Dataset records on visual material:
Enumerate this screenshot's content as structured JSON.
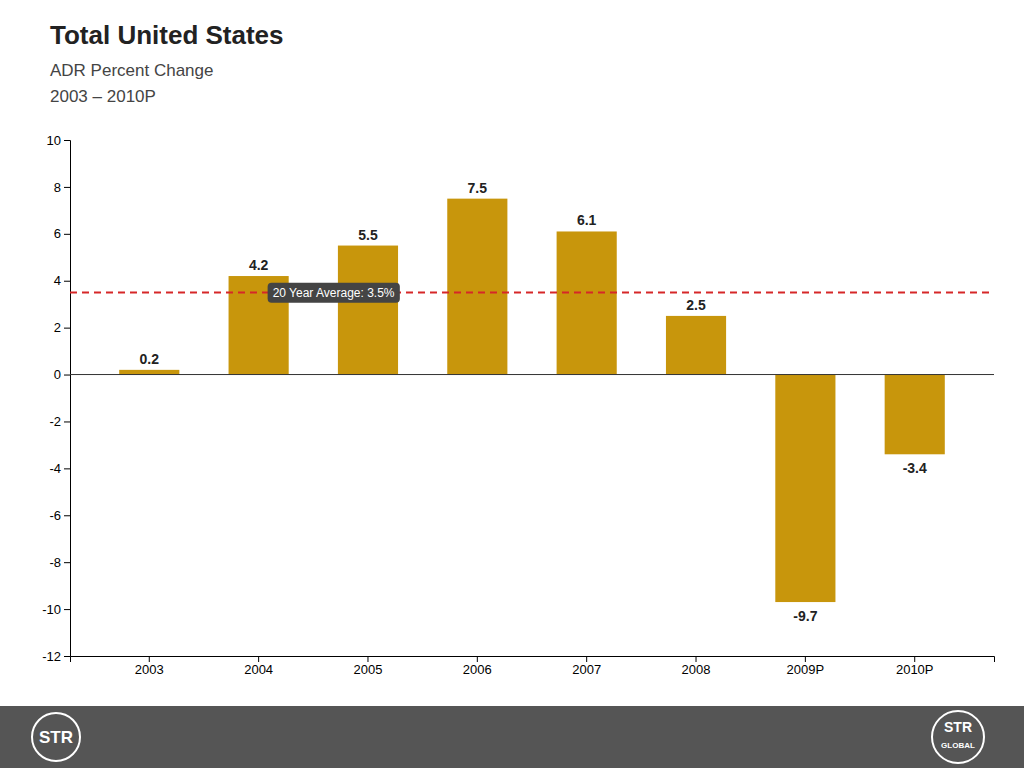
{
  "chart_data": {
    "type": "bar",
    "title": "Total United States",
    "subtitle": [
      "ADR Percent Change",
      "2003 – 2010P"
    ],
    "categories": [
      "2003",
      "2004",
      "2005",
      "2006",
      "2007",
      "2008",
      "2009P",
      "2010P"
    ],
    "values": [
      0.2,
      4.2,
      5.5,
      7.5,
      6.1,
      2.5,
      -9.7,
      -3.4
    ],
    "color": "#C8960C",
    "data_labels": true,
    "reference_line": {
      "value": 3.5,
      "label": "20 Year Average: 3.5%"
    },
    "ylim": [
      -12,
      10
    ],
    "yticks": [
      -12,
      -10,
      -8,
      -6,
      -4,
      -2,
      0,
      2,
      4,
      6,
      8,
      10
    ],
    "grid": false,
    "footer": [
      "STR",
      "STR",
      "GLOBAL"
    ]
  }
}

---

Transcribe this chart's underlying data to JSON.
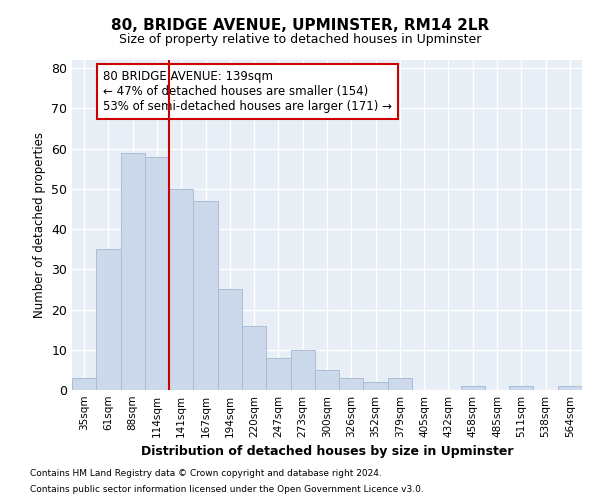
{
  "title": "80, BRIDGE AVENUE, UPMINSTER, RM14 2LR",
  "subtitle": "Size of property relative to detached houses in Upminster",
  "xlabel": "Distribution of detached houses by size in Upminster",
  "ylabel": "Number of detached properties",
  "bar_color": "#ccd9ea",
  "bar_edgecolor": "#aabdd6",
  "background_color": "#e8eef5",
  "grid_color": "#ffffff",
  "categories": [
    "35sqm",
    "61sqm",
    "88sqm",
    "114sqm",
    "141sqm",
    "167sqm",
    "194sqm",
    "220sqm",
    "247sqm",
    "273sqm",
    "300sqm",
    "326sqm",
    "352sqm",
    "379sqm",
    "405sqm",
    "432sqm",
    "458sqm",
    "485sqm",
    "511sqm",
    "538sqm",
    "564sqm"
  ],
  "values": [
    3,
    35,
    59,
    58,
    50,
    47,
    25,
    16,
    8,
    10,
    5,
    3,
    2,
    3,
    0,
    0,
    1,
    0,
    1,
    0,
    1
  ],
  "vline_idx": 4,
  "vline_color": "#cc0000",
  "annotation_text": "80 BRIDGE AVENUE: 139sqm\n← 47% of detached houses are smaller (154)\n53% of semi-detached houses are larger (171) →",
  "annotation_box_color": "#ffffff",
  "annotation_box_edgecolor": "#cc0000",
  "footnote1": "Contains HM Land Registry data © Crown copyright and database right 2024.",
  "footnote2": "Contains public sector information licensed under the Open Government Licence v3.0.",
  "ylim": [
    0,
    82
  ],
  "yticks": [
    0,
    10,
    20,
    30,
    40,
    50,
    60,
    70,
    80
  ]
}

---

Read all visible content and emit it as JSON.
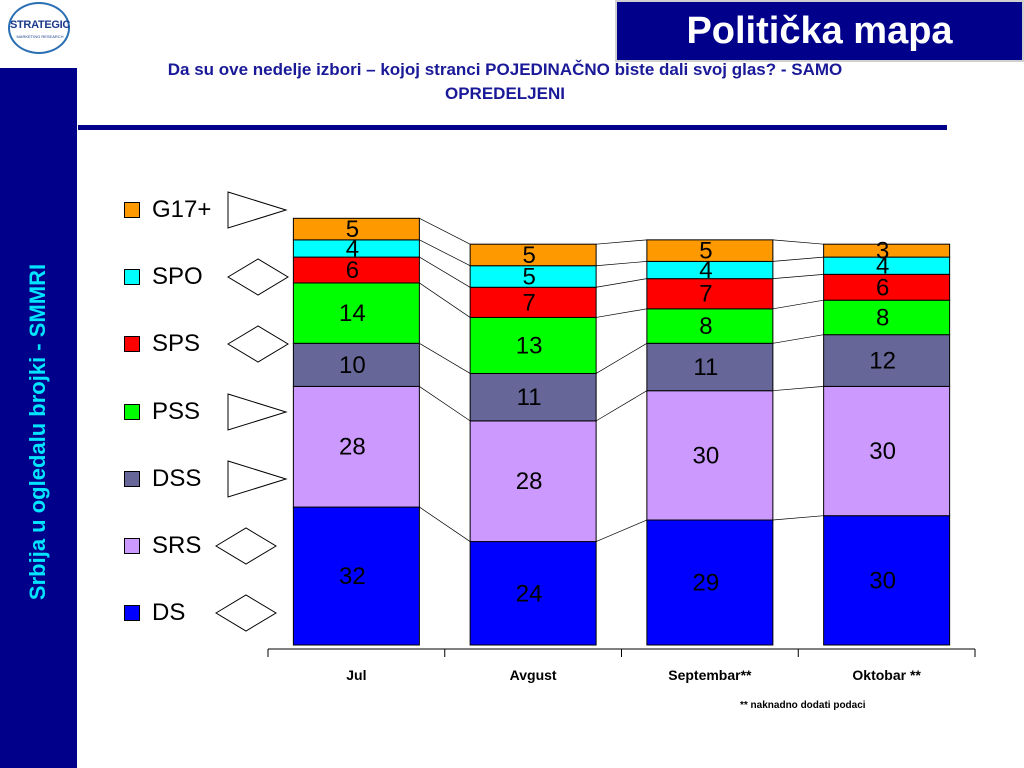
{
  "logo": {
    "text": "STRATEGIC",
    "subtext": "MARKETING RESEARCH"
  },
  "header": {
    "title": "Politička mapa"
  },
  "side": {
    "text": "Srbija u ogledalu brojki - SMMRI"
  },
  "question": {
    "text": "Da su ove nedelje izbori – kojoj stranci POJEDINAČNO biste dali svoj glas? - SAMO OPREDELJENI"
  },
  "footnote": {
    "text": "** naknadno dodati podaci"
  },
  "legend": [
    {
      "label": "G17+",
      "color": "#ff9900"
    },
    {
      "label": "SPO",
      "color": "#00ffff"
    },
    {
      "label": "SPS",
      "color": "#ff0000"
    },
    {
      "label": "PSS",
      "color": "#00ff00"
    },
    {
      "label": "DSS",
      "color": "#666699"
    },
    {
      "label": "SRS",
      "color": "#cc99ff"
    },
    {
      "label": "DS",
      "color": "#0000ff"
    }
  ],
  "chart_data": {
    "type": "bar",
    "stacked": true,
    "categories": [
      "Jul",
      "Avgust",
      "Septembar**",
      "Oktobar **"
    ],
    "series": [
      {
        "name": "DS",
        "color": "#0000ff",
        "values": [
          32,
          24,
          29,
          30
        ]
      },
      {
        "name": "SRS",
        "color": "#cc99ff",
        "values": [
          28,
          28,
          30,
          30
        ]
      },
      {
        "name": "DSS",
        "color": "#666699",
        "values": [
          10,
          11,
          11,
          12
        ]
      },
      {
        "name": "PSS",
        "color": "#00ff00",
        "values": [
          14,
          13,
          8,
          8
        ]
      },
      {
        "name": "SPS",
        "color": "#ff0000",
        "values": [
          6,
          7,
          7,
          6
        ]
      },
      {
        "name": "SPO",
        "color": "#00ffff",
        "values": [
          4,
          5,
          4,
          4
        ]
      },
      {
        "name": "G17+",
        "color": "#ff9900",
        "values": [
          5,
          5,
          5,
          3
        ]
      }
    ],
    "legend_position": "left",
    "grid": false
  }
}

> [Work instructions]: What is the number of lines in the records that contain "JSON"? Give that number only.

> [Reply to the task]: 3